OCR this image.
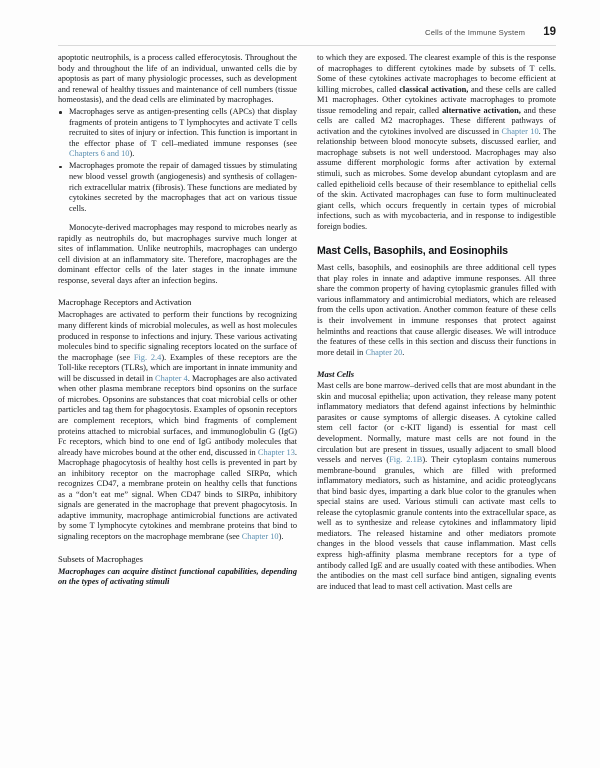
Cells of the Immune System 19

apoptotic neutrophils, is a process called efferocytosis. Throughout the body and throughout the life of an individual, unwanted cells die by apoptosis as part of many physiologic processes, such as development and renewal of healthy tissues and maintenance of cell numbers (tissue homeostasis), and the dead cells are eliminated by macrophages.

Macrophages serve as antigen-presenting cells (APCs) that display fragments of protein antigens to T lymphocytes and activate T cells recruited to sites of injury or infection. This function is important in the effector phase of T cell–mediated immune responses (see Chapters 6 and 10).
Macrophages promote the repair of damaged tissues by stimulating new blood vessel growth (angiogenesis) and synthesis of collagen-rich extracellular matrix (fibrosis). These functions are mediated by cytokines secreted by the macrophages that act on various tissue cells.

Monocyte-derived macrophages may respond to microbes nearly as rapidly as neutrophils do, but macrophages survive much longer at sites of inflammation. Unlike neutrophils, macrophages can undergo cell division at an inflammatory site. Therefore, macrophages are the dominant effector cells of the later stages in the innate immune response, several days after an infection begins.

Macrophage Receptors and Activation

Macrophages are activated to perform their functions by recognizing many different kinds of microbial molecules, as well as host molecules produced in response to infections and injury. These various activating molecules bind to specific signaling receptors located on the surface of the macrophage (see Fig. 2.4). Examples of these receptors are the Toll-like receptors (TLRs), which are important in innate immunity and will be discussed in detail in Chapter 4. Macrophages are also activated when other plasma membrane receptors bind opsonins on the surface of microbes. Opsonins are substances that coat microbial cells or other particles and tag them for phagocytosis. Examples of opsonin receptors are complement receptors, which bind fragments of complement proteins attached to microbial surfaces, and immunoglobulin G (IgG) Fc receptors, which bind to one end of IgG antibody molecules that already have microbes bound at the other end, discussed in Chapter 13. Macrophage phagocytosis of healthy host cells is prevented in part by an inhibitory receptor on the macrophage called SIRPα, which recognizes CD47, a membrane protein on healthy cells that functions as a “don’t eat me” signal. When CD47 binds to SIRPα, inhibitory signals are generated in the macrophage that prevent phagocytosis. In adaptive immunity, macrophage antimicrobial functions are activated by some T lymphocyte cytokines and membrane proteins that bind to signaling receptors on the macrophage membrane (see Chapter 10).

Subsets of Macrophages

Macrophages can acquire distinct functional capabilities, depending on the types of activating stimuli

to which they are exposed. The clearest example of this is the response of macrophages to different cytokines made by subsets of T cells. Some of these cytokines activate macrophages to become efficient at killing microbes, called classical activation, and these cells are called M1 macrophages. Other cytokines activate macrophages to promote tissue remodeling and repair, called alternative activation, and these cells are called M2 macrophages. These different pathways of activation and the cytokines involved are discussed in Chapter 10. The relationship between blood monocyte subsets, discussed earlier, and macrophage subsets is not well understood. Macrophages may also assume different morphologic forms after activation by external stimuli, such as microbes. Some develop abundant cytoplasm and are called epithelioid cells because of their resemblance to epithelial cells of the skin. Activated macrophages can fuse to form multinucleated giant cells, which occurs frequently in certain types of microbial infections, such as with mycobacteria, and in response to indigestible foreign bodies.

Mast Cells, Basophils, and Eosinophils

Mast cells, basophils, and eosinophils are three additional cell types that play roles in innate and adaptive immune responses. All three share the common property of having cytoplasmic granules filled with various inflammatory and antimicrobial mediators, which are released from the cells upon activation. Another common feature of these cells is their involvement in immune responses that protect against helminths and reactions that cause allergic diseases. We will introduce the features of these cells in this section and discuss their functions in more detail in Chapter 20.

Mast Cells

Mast cells are bone marrow–derived cells that are most abundant in the skin and mucosal epithelia; upon activation, they release many potent inflammatory mediators that defend against infections by helminthic parasites or cause symptoms of allergic diseases. A cytokine called stem cell factor (or c-KIT ligand) is essential for mast cell development. Normally, mature mast cells are not found in the circulation but are present in tissues, usually adjacent to small blood vessels and nerves (Fig. 2.1B). Their cytoplasm contains numerous membrane-bound granules, which are filled with preformed inflammatory mediators, such as histamine, and acidic proteoglycans that bind basic dyes, imparting a dark blue color to the granules when special stains are used. Various stimuli can activate mast cells to release the cytoplasmic granule contents into the extracellular space, as well as to synthesize and release cytokines and inflammatory lipid mediators. The released histamine and other mediators promote changes in the blood vessels that cause inflammation. Mast cells express high-affinity plasma membrane receptors for a type of antibody called IgE and are usually coated with these antibodies. When the antibodies on the mast cell surface bind antigen, signaling events are induced that lead to mast cell activation. Mast cells are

------------------------------------------------------------------------

● **Required action**: All the records above must be retyped exactly, except for their pictures.

● **Task output**:
OCR this image.
Cells of the Immune System 19

apoptotic neutrophils, is a process called efferocytosis. Throughout the body and throughout the life of an individual, unwanted cells die by apoptosis as part of many physiologic processes, such as development and renewal of healthy tissues and maintenance of cell numbers (tissue homeostasis), and the dead cells are eliminated by macrophages.

Macrophages serve as antigen-presenting cells (APCs) that display fragments of protein antigens to T lymphocytes and activate T cells recruited to sites of injury or infection. This function is important in the effector phase of T cell–mediated immune responses (see Chapters 6 and 10).
Macrophages promote the repair of damaged tissues by stimulating new blood vessel growth (angiogenesis) and synthesis of collagen-rich extracellular matrix (fibrosis). These functions are mediated by cytokines secreted by the macrophages that act on various tissue cells.

Monocyte-derived macrophages may respond to microbes nearly as rapidly as neutrophils do, but macrophages survive much longer at sites of inflammation. Unlike neutrophils, macrophages can undergo cell division at an inflammatory site. Therefore, macrophages are the dominant effector cells of the later stages in the innate immune response, several days after an infection begins.

Macrophage Receptors and Activation

Macrophages are activated to perform their functions by recognizing many different kinds of microbial molecules, as well as host molecules produced in response to infections and injury. These various activating molecules bind to specific signaling receptors located on the surface of the macrophage (see Fig. 2.4). Examples of these receptors are the Toll-like receptors (TLRs), which are important in innate immunity and will be discussed in detail in Chapter 4. Macrophages are also activated when other plasma membrane receptors bind opsonins on the surface of microbes. Opsonins are substances that coat microbial cells or other particles and tag them for phagocytosis. Examples of opsonin receptors are complement receptors, which bind fragments of complement proteins attached to microbial surfaces, and immunoglobulin G (IgG) Fc receptors, which bind to one end of IgG antibody molecules that already have microbes bound at the other end, discussed in Chapter 13. Macrophage phagocytosis of healthy host cells is prevented in part by an inhibitory receptor on the macrophage called SIRPα, which recognizes CD47, a membrane protein on healthy cells that functions as a “don’t eat me” signal. When CD47 binds to SIRPα, inhibitory signals are generated in the macrophage that prevent phagocytosis. In adaptive immunity, macrophage antimicrobial functions are activated by some T lymphocyte cytokines and membrane proteins that bind to signaling receptors on the macrophage membrane (see Chapter 10).

Subsets of Macrophages

Macrophages can acquire distinct functional capabilities, depending on the types of activating stimuli

to which they are exposed. The clearest example of this is the response of macrophages to different cytokines made by subsets of T cells. Some of these cytokines activate macrophages to become efficient at killing microbes, called classical activation, and these cells are called M1 macrophages. Other cytokines activate macrophages to promote tissue remodeling and repair, called alternative activation, and these cells are called M2 macrophages. These different pathways of activation and the cytokines involved are discussed in Chapter 10. The relationship between blood monocyte subsets, discussed earlier, and macrophage subsets is not well understood. Macrophages may also assume different morphologic forms after activation by external stimuli, such as microbes. Some develop abundant cytoplasm and are called epithelioid cells because of their resemblance to epithelial cells of the skin. Activated macrophages can fuse to form multinucleated giant cells, which occurs frequently in certain types of microbial infections, such as with mycobacteria, and in response to indigestible foreign bodies.

Mast Cells, Basophils, and Eosinophils

Mast cells, basophils, and eosinophils are three additional cell types that play roles in innate and adaptive immune responses. All three share the common property of having cytoplasmic granules filled with various inflammatory and antimicrobial mediators, which are released from the cells upon activation. Another common feature of these cells is their involvement in immune responses that protect against helminths and reactions that cause allergic diseases. We will introduce the features of these cells in this section and discuss their functions in more detail in Chapter 20.

Mast Cells

Mast cells are bone marrow–derived cells that are most abundant in the skin and mucosal epithelia; upon activation, they release many potent inflammatory mediators that defend against infections by helminthic parasites or cause symptoms of allergic diseases. A cytokine called stem cell factor (or c-KIT ligand) is essential for mast cell development. Normally, mature mast cells are not found in the circulation but are present in tissues, usually adjacent to small blood vessels and nerves (Fig. 2.1B). Their cytoplasm contains numerous membrane-bound granules, which are filled with preformed inflammatory mediators, such as histamine, and acidic proteoglycans that bind basic dyes, imparting a dark blue color to the granules when special stains are used. Various stimuli can activate mast cells to release the cytoplasmic granule contents into the extracellular space, as well as to synthesize and release cytokines and inflammatory lipid mediators. The released histamine and other mediators promote changes in the blood vessels that cause inflammation. Mast cells express high-affinity plasma membrane receptors for a type of antibody called IgE and are usually coated with these antibodies. When the antibodies on the mast cell surface bind antigen, signaling events are induced that lead to mast cell activation. Mast cells are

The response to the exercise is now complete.